_Exercise prompt_. State the number of lines with the string "JSON" in them, and nothing else.

_Dataset extract_.
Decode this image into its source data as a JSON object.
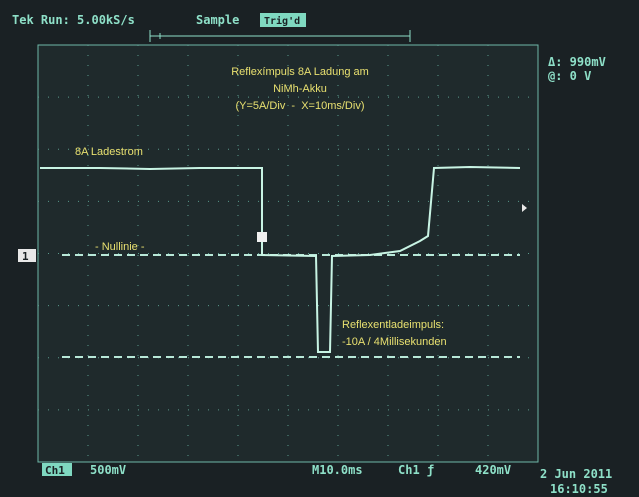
{
  "header": {
    "status": "Tek Run: 5.00kS/s",
    "mode": "Sample",
    "trigger_state": "Trig'd"
  },
  "cursor": {
    "delta": "Δ: 990mV",
    "at": "@: 0 V"
  },
  "annotations": {
    "title": [
      "Reflexímpuls 8A Ladung am",
      "NiMh-Akku",
      "(Y=5A/Div  -  X=10ms/Div)"
    ],
    "charge_label": "8A Ladestrom",
    "zero_label": "- Nullinie -",
    "pulse_label": [
      "Reflexentladeimpuls:",
      "-10A / 4Millisekunden"
    ]
  },
  "channel_marker": "1",
  "footer": {
    "channel": "Ch1",
    "scale": "500mV",
    "timebase": "M10.0ms",
    "trigger_source": "Ch1 ƒ",
    "trigger_level": "420mV",
    "date": "2 Jun 2011",
    "time": "16:10:55"
  }
}
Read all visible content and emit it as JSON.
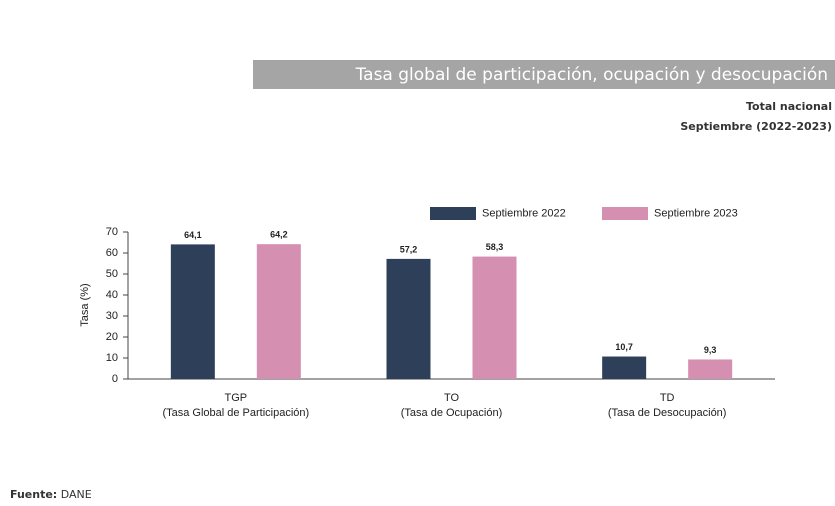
{
  "chart_data": {
    "type": "bar",
    "title": "Tasa global de participación, ocupación y desocupación",
    "subtitle": "Total nacional",
    "period": "Septiembre (2022-2023)",
    "y_label": "Tasa (%)",
    "categories": [
      "TGP",
      "TO",
      "TD"
    ],
    "category_descriptions": [
      "(Tasa Global de Participación)",
      "(Tasa de Ocupación)",
      "(Tasa de Desocupación)"
    ],
    "series": [
      {
        "name": "Septiembre 2022",
        "color": "#2e3f5a",
        "values": [
          64.1,
          57.2,
          10.7
        ],
        "value_labels": [
          "64,1",
          "57,2",
          "10,7"
        ]
      },
      {
        "name": "Septiembre 2023",
        "color": "#d48fb1",
        "values": [
          64.2,
          58.3,
          9.3
        ],
        "value_labels": [
          "64,2",
          "58,3",
          "9,3"
        ]
      }
    ],
    "ylim": [
      0,
      70
    ],
    "yticks": [
      0,
      10,
      20,
      30,
      40,
      50,
      60,
      70
    ],
    "source": {
      "label": "Fuente:",
      "text": "DANE"
    }
  }
}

_Problem solution_. 2